- MATERIALS PROVIDED -
=======
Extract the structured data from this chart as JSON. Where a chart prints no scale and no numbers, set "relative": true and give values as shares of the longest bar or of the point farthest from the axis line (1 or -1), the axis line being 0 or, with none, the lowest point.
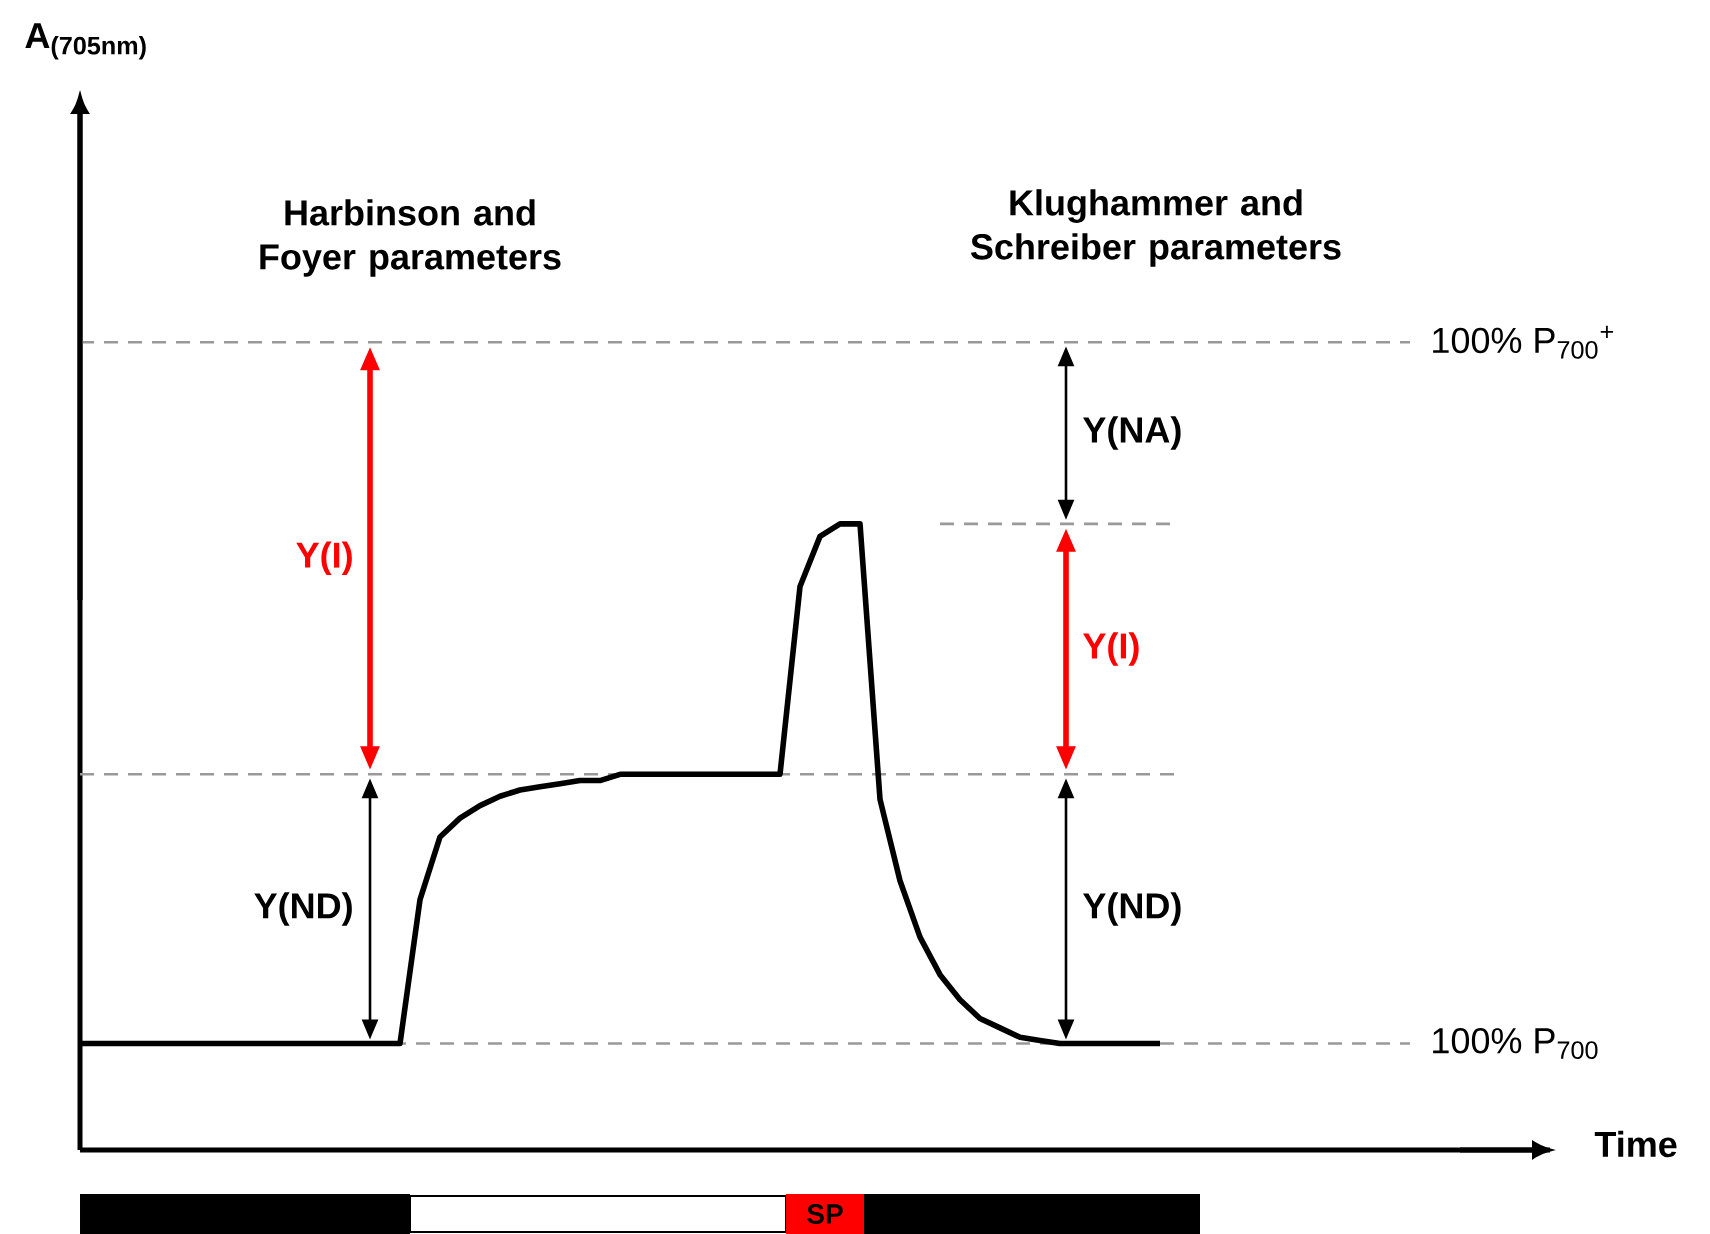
{
  "chart_data": {
    "type": "line",
    "relative": true,
    "xlabel": "Time",
    "color": "#000000",
    "categories": [
      null,
      null,
      null,
      null,
      null,
      null,
      null,
      null,
      null,
      null,
      null,
      null,
      null,
      null,
      null,
      null,
      null,
      null,
      null,
      null,
      null,
      null,
      null,
      null,
      null,
      null,
      null,
      null,
      null,
      null,
      null,
      null,
      null,
      null,
      null,
      null,
      null,
      null,
      null,
      null,
      null,
      null,
      null,
      null,
      null,
      null,
      null,
      null,
      null,
      null,
      null,
      null,
      null,
      null,
      null,
      null,
      null,
      null,
      null,
      null,
      null,
      null,
      null,
      null,
      null,
      null,
      null,
      null,
      null,
      null,
      null,
      null,
      null,
      null
    ],
    "values": [
      0.17,
      0.17,
      0.17,
      0.17,
      0.17,
      0.17,
      0.17,
      0.17,
      0.17,
      0.17,
      0.17,
      0.17,
      0.17,
      0.17,
      0.17,
      0.17,
      0.17,
      0.4,
      0.5,
      0.53,
      0.55,
      0.565,
      0.575,
      0.58,
      0.585,
      0.59,
      0.59,
      0.6,
      0.6,
      0.6,
      0.6,
      0.6,
      0.6,
      0.6,
      0.6,
      0.6,
      0.9,
      0.98,
      1,
      1,
      0.56,
      0.43,
      0.34,
      0.28,
      0.24,
      0.21,
      0.195,
      0.18,
      0.175,
      0.17,
      0.17,
      0.17,
      0.17,
      0.17,
      0.17,
      null,
      null,
      null,
      null,
      null,
      null,
      null,
      null,
      null,
      null,
      null,
      null,
      null,
      null,
      null,
      null,
      null,
      null,
      null
    ],
    "ref_lines": [
      {
        "axis": "y",
        "value": 1.29,
        "label": "100% P$_{700}$$^{+}$",
        "color": "#999999",
        "line_style": "dashed"
      },
      {
        "axis": "y",
        "value": 1.0,
        "color": "#999999",
        "line_style": "dashed"
      },
      {
        "axis": "y",
        "value": 0.6,
        "color": "#999999",
        "line_style": "dashed"
      },
      {
        "axis": "y",
        "value": 0.17,
        "label": "100% P$_{700}$",
        "color": "#999999",
        "line_style": "dashed"
      }
    ],
    "annotations": [
      "Harbinson and Foyer parameters",
      "Klughammer and Schreiber parameters",
      "Y(I)",
      "Y(ND)",
      "Y(NA)",
      "Y(I)",
      "Y(ND)",
      "SP",
      "A$_{(705nm)}$"
    ]
  }
}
=======
Will you restate every entry word for word and omit the images?

Extract the structured data from this chart as JSON. Where a chart prints no scale and no numbers, set "relative": true and give values as shares of the longest bar or of the point farthest from the axis line (1 or -1), the axis line being 0 or, with none, the lowest point.
{
  "chart_data": {
    "type": "line",
    "relative": true,
    "xlabel": "Time",
    "color": "#000000",
    "categories": [
      null,
      null,
      null,
      null,
      null,
      null,
      null,
      null,
      null,
      null,
      null,
      null,
      null,
      null,
      null,
      null,
      null,
      null,
      null,
      null,
      null,
      null,
      null,
      null,
      null,
      null,
      null,
      null,
      null,
      null,
      null,
      null,
      null,
      null,
      null,
      null,
      null,
      null,
      null,
      null,
      null,
      null,
      null,
      null,
      null,
      null,
      null,
      null,
      null,
      null,
      null,
      null,
      null,
      null,
      null,
      null,
      null,
      null,
      null,
      null,
      null,
      null,
      null,
      null,
      null,
      null,
      null,
      null,
      null,
      null,
      null,
      null,
      null,
      null
    ],
    "values": [
      0.17,
      0.17,
      0.17,
      0.17,
      0.17,
      0.17,
      0.17,
      0.17,
      0.17,
      0.17,
      0.17,
      0.17,
      0.17,
      0.17,
      0.17,
      0.17,
      0.17,
      0.4,
      0.5,
      0.53,
      0.55,
      0.565,
      0.575,
      0.58,
      0.585,
      0.59,
      0.59,
      0.6,
      0.6,
      0.6,
      0.6,
      0.6,
      0.6,
      0.6,
      0.6,
      0.6,
      0.9,
      0.98,
      1,
      1,
      0.56,
      0.43,
      0.34,
      0.28,
      0.24,
      0.21,
      0.195,
      0.18,
      0.175,
      0.17,
      0.17,
      0.17,
      0.17,
      0.17,
      0.17,
      null,
      null,
      null,
      null,
      null,
      null,
      null,
      null,
      null,
      null,
      null,
      null,
      null,
      null,
      null,
      null,
      null,
      null,
      null
    ],
    "ref_lines": [
      {
        "axis": "y",
        "value": 1.29,
        "label": "100% P$_{700}$$^{+}$",
        "color": "#999999",
        "line_style": "dashed"
      },
      {
        "axis": "y",
        "value": 1.0,
        "color": "#999999",
        "line_style": "dashed"
      },
      {
        "axis": "y",
        "value": 0.6,
        "color": "#999999",
        "line_style": "dashed"
      },
      {
        "axis": "y",
        "value": 0.17,
        "label": "100% P$_{700}$",
        "color": "#999999",
        "line_style": "dashed"
      }
    ],
    "annotations": [
      "Harbinson and Foyer parameters",
      "Klughammer and Schreiber parameters",
      "Y(I)",
      "Y(ND)",
      "Y(NA)",
      "Y(I)",
      "Y(ND)",
      "SP",
      "A$_{(705nm)}$"
    ]
  }
}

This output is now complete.